> _TASK OBJECTIVE_: Put every line of the entries below into a numbered list, skipping blank lines and leaving the pictures out.
##### THE INPUT
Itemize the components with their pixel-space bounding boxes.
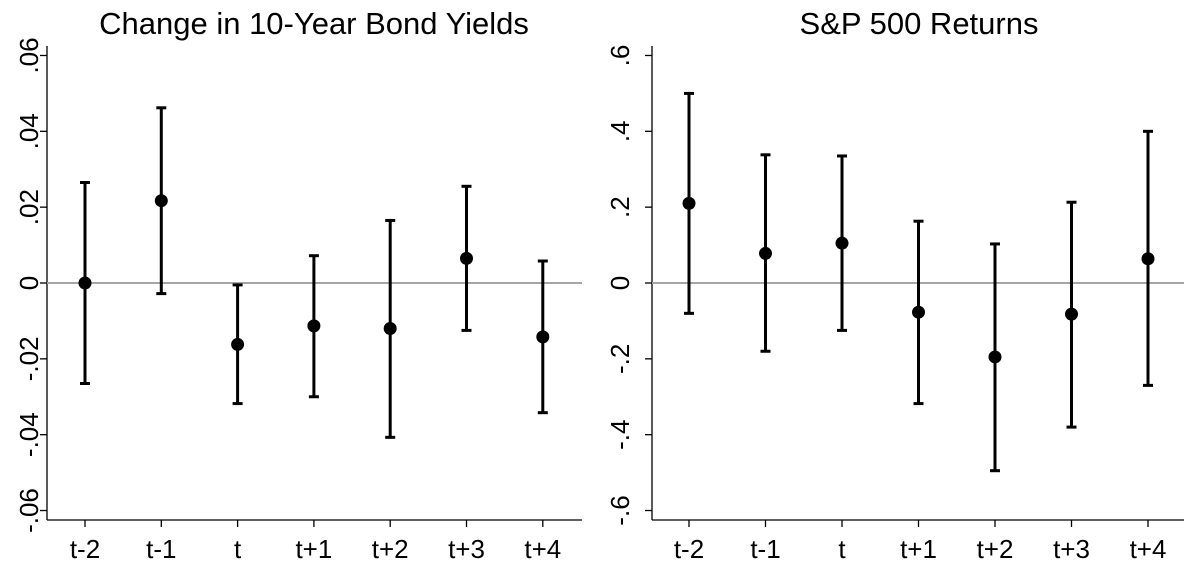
sp500-returns-panel: S&P 500 Returns -.6 -.4 -.2 0 .2 .4 .6 t-2 t-1 t t… <box>605 6 1184 564</box>
sp500-x-tick-label: t <box>838 534 846 564</box>
bond-x-tick-label: t-1 <box>146 534 176 564</box>
bond-y-tick-label: -.04 <box>14 412 44 457</box>
bond-y-tick-label: .06 <box>14 37 44 73</box>
bond-y-tick-label: 0 <box>14 276 44 290</box>
sp500-x-tick-label: t+2 <box>977 534 1014 564</box>
sp500-y-tick-label: -.4 <box>605 420 635 450</box>
bond-x-tick-label: t-2 <box>70 534 100 564</box>
sp500-x-tick-label: t+3 <box>1053 534 1090 564</box>
sp500-point-estimate <box>988 350 1002 364</box>
bond-y-tick-label: -.02 <box>14 336 44 381</box>
bond-yields-title: Change in 10-Year Bond Yields <box>99 6 529 41</box>
sp500-x-tick-label: t+4 <box>1130 534 1167 564</box>
bond-y-tick-label: .02 <box>14 189 44 225</box>
bond-x-tick-label: t+3 <box>448 534 485 564</box>
sp500-x-tick-label: t+1 <box>900 534 937 564</box>
bond-x-tick-label: t+4 <box>524 534 561 564</box>
sp500-y-tick-label: -.2 <box>605 344 635 374</box>
sp500-point-estimate <box>759 246 772 260</box>
sp500-point-estimate <box>1065 307 1078 321</box>
bond-point-estimate <box>383 322 397 336</box>
sp500-x-tick-label: t-1 <box>750 534 780 564</box>
bond-y-tick-label: .04 <box>14 113 44 149</box>
sp500-y-tick-label: 0 <box>605 276 635 290</box>
bond-x-tick-label: t+1 <box>295 534 332 564</box>
sp500-point-estimate <box>682 196 696 210</box>
sp500-point-estimate <box>912 305 925 319</box>
bond-point-estimate <box>536 330 550 344</box>
bond-point-estimate <box>231 337 245 351</box>
bond-point-estimate <box>78 276 92 290</box>
sp500-returns-title: S&P 500 Returns <box>800 6 1039 41</box>
sp500-x-tick-label: t-2 <box>674 534 704 564</box>
bond-x-tick-label: t <box>234 534 242 564</box>
sp500-y-tick-label: .2 <box>605 196 635 218</box>
sp500-y-tick-label: -.6 <box>605 495 635 525</box>
bond-point-estimate <box>307 319 321 333</box>
sp500-y-tick-label: .4 <box>605 120 635 142</box>
bond-y-tick-label: -.06 <box>14 488 44 533</box>
bond-point-estimate <box>154 194 168 208</box>
sp500-y-tick-label: .6 <box>605 45 635 67</box>
sp500-point-estimate <box>1141 252 1155 266</box>
bond-point-estimate <box>460 251 473 265</box>
bond-x-tick-label: t+2 <box>372 534 409 564</box>
sp500-point-estimate <box>835 236 849 250</box>
bond-yields-panel: Change in 10-Year Bond Yields -.06 -.04 -.… <box>14 6 582 564</box>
##########
> _SOLUTION TO THE EXERCISE_:
1. Itemize the components with their pixel-space bounding boxes.
2. sp500-returns-panel: S&P 500 Returns -.6 -.4 -.2 0 .2 .4 .6 t-2 t-1 t t… <box>605 6 1184 564</box>
3. sp500-x-tick-label: t <box>838 534 846 564</box>
4. bond-x-tick-label: t-1 <box>146 534 176 564</box>
5. bond-y-tick-label: -.04 <box>14 412 44 457</box>
6. bond-y-tick-label: .06 <box>14 37 44 73</box>
7. bond-y-tick-label: 0 <box>14 276 44 290</box>
8. sp500-x-tick-label: t+2 <box>977 534 1014 564</box>
9. sp500-y-tick-label: -.4 <box>605 420 635 450</box>
10. bond-x-tick-label: t-2 <box>70 534 100 564</box>
11. sp500-x-tick-label: t+3 <box>1053 534 1090 564</box>
12. sp500-point-estimate <box>988 350 1002 364</box>
13. bond-y-tick-label: -.02 <box>14 336 44 381</box>
14. bond-yields-title: Change in 10-Year Bond Yields <box>99 6 529 41</box>
15. sp500-x-tick-label: t+4 <box>1130 534 1167 564</box>
16. bond-y-tick-label: .02 <box>14 189 44 225</box>
17. bond-x-tick-label: t+3 <box>448 534 485 564</box>
18. sp500-x-tick-label: t+1 <box>900 534 937 564</box>
19. bond-x-tick-label: t+4 <box>524 534 561 564</box>
20. sp500-y-tick-label: -.2 <box>605 344 635 374</box>
21. sp500-point-estimate <box>759 246 772 260</box>
22. sp500-point-estimate <box>1065 307 1078 321</box>
23. bond-point-estimate <box>383 322 397 336</box>
24. sp500-x-tick-label: t-1 <box>750 534 780 564</box>
25. bond-y-tick-label: .04 <box>14 113 44 149</box>
26. sp500-y-tick-label: 0 <box>605 276 635 290</box>
27. bond-x-tick-label: t+1 <box>295 534 332 564</box>
28. sp500-point-estimate <box>682 196 696 210</box>
29. sp500-point-estimate <box>912 305 925 319</box>
30. bond-point-estimate <box>536 330 550 344</box>
31. bond-point-estimate <box>231 337 245 351</box>
32. bond-point-estimate <box>78 276 92 290</box>
33. sp500-returns-title: S&P 500 Returns <box>800 6 1039 41</box>
34. sp500-x-tick-label: t-2 <box>674 534 704 564</box>
35. bond-x-tick-label: t <box>234 534 242 564</box>
36. sp500-y-tick-label: .2 <box>605 196 635 218</box>
37. sp500-y-tick-label: -.6 <box>605 495 635 525</box>
38. bond-point-estimate <box>307 319 321 333</box>
39. sp500-y-tick-label: .4 <box>605 120 635 142</box>
40. bond-y-tick-label: -.06 <box>14 488 44 533</box>
41. bond-point-estimate <box>154 194 168 208</box>
42. sp500-y-tick-label: .6 <box>605 45 635 67</box>
43. sp500-point-estimate <box>1141 252 1155 266</box>
44. bond-point-estimate <box>460 251 473 265</box>
45. bond-x-tick-label: t+2 <box>372 534 409 564</box>
46. sp500-point-estimate <box>835 236 849 250</box>
47. bond-yields-panel: Change in 10-Year Bond Yields -.06 -.04 -.… <box>14 6 582 564</box>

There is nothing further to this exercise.